Where a line holds the word "Dakota", copy that line.

** START Material provided **

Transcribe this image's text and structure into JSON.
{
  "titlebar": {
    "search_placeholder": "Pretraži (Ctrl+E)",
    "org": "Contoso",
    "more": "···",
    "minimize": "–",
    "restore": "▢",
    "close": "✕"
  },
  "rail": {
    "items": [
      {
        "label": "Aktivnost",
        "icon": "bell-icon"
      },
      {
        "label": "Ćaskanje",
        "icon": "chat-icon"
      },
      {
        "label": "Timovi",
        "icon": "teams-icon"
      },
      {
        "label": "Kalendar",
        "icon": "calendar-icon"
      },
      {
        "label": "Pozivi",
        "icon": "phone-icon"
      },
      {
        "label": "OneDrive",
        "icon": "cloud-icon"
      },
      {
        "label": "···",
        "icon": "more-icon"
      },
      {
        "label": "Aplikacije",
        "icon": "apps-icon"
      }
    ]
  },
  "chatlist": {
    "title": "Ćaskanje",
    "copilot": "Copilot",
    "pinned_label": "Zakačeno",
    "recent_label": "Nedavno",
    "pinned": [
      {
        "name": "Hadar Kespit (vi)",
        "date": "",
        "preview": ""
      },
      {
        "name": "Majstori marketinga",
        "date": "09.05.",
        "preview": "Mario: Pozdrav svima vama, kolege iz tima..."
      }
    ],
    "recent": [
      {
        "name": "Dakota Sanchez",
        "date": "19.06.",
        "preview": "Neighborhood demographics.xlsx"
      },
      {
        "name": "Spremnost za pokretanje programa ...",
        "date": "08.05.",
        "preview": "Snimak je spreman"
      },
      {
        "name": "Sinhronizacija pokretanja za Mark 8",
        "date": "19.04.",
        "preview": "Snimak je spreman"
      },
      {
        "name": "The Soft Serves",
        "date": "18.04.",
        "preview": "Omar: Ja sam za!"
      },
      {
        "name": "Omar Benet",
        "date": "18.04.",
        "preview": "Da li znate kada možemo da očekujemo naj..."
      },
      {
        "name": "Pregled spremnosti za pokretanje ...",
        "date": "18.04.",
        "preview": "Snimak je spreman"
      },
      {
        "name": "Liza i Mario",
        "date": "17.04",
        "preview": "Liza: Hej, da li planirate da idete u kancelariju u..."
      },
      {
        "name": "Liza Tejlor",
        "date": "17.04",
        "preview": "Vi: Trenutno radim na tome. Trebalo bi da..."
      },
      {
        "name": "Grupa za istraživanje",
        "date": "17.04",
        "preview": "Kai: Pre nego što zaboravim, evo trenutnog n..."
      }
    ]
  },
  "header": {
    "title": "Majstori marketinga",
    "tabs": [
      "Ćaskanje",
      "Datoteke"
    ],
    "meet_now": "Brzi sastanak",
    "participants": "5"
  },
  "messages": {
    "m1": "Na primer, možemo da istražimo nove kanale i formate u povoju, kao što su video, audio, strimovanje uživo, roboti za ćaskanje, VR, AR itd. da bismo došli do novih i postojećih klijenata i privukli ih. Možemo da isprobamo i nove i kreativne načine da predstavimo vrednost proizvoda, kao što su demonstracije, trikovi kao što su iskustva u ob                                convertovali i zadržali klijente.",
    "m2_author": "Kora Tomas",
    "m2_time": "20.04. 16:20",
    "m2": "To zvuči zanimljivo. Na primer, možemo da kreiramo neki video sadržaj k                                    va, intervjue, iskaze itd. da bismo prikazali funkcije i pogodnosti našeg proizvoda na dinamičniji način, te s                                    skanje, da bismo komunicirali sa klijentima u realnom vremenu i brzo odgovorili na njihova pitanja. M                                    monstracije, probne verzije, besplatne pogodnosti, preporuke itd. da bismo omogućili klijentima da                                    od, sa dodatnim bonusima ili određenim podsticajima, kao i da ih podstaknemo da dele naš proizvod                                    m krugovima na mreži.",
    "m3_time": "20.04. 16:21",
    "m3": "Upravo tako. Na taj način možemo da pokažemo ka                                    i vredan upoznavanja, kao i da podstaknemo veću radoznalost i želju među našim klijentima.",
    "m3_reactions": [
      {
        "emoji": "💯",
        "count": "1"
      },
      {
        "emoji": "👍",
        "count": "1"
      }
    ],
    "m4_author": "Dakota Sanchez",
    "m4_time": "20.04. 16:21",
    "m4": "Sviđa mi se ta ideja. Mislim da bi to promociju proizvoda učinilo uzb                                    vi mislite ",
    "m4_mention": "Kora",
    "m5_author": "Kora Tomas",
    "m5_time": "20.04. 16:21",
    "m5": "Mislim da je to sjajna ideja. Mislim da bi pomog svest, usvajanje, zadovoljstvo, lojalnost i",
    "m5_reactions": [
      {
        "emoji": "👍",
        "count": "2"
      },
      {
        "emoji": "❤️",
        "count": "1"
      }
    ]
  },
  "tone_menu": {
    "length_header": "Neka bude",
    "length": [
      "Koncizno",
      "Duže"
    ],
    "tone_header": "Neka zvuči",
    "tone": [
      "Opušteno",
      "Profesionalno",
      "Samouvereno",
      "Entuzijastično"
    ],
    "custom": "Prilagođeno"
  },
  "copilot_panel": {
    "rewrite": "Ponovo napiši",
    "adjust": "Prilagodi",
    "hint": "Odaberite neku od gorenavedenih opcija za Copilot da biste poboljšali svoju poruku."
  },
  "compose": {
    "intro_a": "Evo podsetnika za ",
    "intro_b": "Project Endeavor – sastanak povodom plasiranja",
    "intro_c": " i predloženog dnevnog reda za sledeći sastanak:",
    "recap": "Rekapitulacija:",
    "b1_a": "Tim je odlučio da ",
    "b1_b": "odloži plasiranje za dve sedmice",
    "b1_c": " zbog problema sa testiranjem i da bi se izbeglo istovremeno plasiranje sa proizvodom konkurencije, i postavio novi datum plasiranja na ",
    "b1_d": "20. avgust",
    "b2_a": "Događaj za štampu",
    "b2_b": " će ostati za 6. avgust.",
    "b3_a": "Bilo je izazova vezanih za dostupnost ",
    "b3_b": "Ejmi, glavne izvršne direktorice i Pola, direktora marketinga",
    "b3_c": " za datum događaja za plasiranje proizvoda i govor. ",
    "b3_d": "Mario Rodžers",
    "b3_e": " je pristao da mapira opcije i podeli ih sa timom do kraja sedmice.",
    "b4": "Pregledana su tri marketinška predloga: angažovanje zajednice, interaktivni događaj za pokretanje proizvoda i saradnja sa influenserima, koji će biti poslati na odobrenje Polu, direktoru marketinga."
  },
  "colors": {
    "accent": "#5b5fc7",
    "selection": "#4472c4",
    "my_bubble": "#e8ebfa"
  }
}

** END Material provided **

> [Answer for this exercise]
        "name": "Dakota Sanchez",
    "m4_author": "Dakota Sanchez",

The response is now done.